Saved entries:
>>>
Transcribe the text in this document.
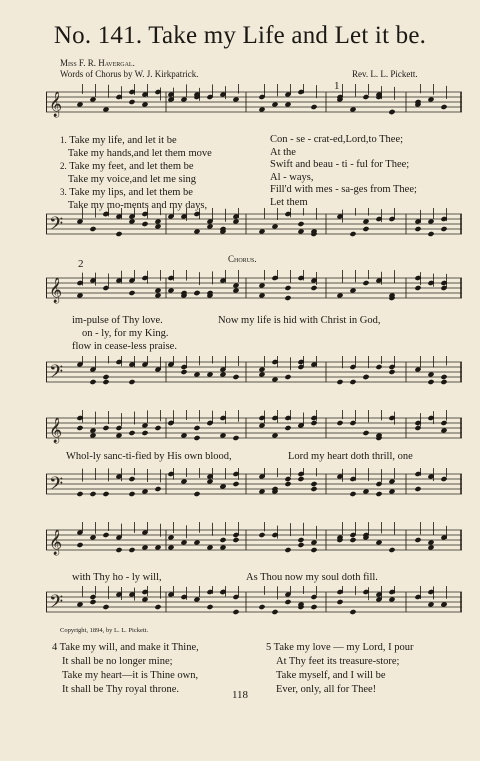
No. 141. Take my Life and Let it be.
Miss F. R. Havergal.
Words of Chorus by W. J. Kirkpatrick.	Rev. L. L. Pickett.
𝄞
1
1. Take my life, and let it be
Take my hands,and let them move
2. Take my feet, and let them be
Take my voice,and let me sing
3. Take my lips, and let them be
Take my mo-ments and my days,
Con - se - crat-ed,Lord,to Thee;
At the
Swift and beau - ti - ful for Thee;
Al - ways,
Fill'd with mes - sa-ges from Thee;
Let them
𝄢
2	Chorus.
𝄞
im-pulse of Thy love.	Now my life is hid with Christ in God,
on - ly, for my King.
flow in cease-less praise.
𝄢
𝄞
Whol-ly sanc-ti-fied by His own blood,	Lord my heart doth thrill, one
𝄢
𝄞
with Thy ho - ly will,	As Thou now my soul doth fill.
𝄢
Copyright, 1894, by L. L. Pickett.
4 Take my will, and make it Thine,
It shall be no longer mine;
Take my heart—it is Thine own,
It shall be Thy royal throne.
5 Take my love — my Lord, I pour
At Thy feet its treasure-store;
Take myself, and I will be
Ever, only, all for Thee!
118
<<<
** INSTRUCTIONS TO FOLLOW **
Retype all of the entries exactly as written, leaving out any images.

** RESPONSE TO THE TASK **
Transcribe the text in this document.
No. 141. Take my Life and Let it be.
Miss F. R. Havergal.
Words of Chorus by W. J. Kirkpatrick.	Rev. L. L. Pickett.
𝄞
1
1. Take my life, and let it be
Take my hands,and let them move
2. Take my feet, and let them be
Take my voice,and let me sing
3. Take my lips, and let them be
Take my mo-ments and my days,
Con - se - crat-ed,Lord,to Thee;
At the
Swift and beau - ti - ful for Thee;
Al - ways,
Fill'd with mes - sa-ges from Thee;
Let them
𝄢
2	Chorus.
𝄞
im-pulse of Thy love.	Now my life is hid with Christ in God,
on - ly, for my King.
flow in cease-less praise.
𝄢
𝄞
Whol-ly sanc-ti-fied by His own blood,	Lord my heart doth thrill, one
𝄢
𝄞
with Thy ho - ly will,	As Thou now my soul doth fill.
𝄢
Copyright, 1894, by L. L. Pickett.
4 Take my will, and make it Thine,
It shall be no longer mine;
Take my heart—it is Thine own,
It shall be Thy royal throne.
5 Take my love — my Lord, I pour
At Thy feet its treasure-store;
Take myself, and I will be
Ever, only, all for Thee!
118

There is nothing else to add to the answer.